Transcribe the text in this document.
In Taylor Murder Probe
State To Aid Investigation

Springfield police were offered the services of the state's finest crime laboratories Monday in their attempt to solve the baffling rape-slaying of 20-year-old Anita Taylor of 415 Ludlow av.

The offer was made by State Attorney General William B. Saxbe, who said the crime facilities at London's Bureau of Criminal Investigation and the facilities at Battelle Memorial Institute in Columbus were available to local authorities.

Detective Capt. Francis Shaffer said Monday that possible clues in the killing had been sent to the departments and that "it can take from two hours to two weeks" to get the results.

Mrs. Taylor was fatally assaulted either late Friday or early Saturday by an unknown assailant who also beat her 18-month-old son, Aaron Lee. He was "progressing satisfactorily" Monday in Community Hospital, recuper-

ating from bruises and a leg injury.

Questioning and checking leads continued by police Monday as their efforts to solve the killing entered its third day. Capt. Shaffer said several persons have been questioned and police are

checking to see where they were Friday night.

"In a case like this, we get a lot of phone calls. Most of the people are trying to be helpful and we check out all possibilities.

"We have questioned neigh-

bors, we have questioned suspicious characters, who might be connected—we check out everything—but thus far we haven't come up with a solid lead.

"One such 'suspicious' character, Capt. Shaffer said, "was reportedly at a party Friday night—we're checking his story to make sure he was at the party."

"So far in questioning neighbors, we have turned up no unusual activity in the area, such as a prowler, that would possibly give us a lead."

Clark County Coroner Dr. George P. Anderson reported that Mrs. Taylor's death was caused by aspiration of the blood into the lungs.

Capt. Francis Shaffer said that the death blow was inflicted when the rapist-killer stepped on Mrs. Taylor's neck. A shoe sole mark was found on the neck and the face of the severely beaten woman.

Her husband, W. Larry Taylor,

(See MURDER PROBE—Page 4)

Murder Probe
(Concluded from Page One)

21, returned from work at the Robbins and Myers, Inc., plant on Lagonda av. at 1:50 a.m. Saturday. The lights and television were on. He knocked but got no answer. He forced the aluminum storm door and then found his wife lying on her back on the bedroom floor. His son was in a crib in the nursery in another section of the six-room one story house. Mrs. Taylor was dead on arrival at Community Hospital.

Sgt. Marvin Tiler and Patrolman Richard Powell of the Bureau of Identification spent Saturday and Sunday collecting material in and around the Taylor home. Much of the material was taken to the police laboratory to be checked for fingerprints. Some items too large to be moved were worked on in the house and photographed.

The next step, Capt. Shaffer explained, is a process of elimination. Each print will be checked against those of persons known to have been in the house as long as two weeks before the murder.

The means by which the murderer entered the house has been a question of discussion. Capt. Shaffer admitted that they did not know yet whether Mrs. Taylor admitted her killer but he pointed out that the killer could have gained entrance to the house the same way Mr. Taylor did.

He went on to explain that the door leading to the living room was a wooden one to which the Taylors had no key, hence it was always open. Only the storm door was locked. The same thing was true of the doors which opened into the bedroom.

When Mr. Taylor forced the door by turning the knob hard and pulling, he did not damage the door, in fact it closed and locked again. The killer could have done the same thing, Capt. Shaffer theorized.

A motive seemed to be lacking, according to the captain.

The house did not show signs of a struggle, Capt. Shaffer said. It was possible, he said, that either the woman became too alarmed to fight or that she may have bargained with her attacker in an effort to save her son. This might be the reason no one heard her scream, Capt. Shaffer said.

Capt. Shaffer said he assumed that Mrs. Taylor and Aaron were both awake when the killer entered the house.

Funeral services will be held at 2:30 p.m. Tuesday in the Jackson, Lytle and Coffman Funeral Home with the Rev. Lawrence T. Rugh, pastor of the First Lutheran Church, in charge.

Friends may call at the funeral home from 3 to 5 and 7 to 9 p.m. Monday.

• **YOUR INSTRUCTIONS**
Using the records above, gather all lines where the string "might" is present.

• **RIGHT ANSWER**
bors, we have questioned suspicious characters, who might be connected—we check out everything—but thus far we haven't come up with a solid lead.
The house did not show signs of a struggle, Capt. Shaffer said. It was possible, he said, that either the woman became too alarmed to fight or that she may have bargained with her attacker in an effort to save her son. This might be the reason no one heard her scream, Capt. Shaffer said.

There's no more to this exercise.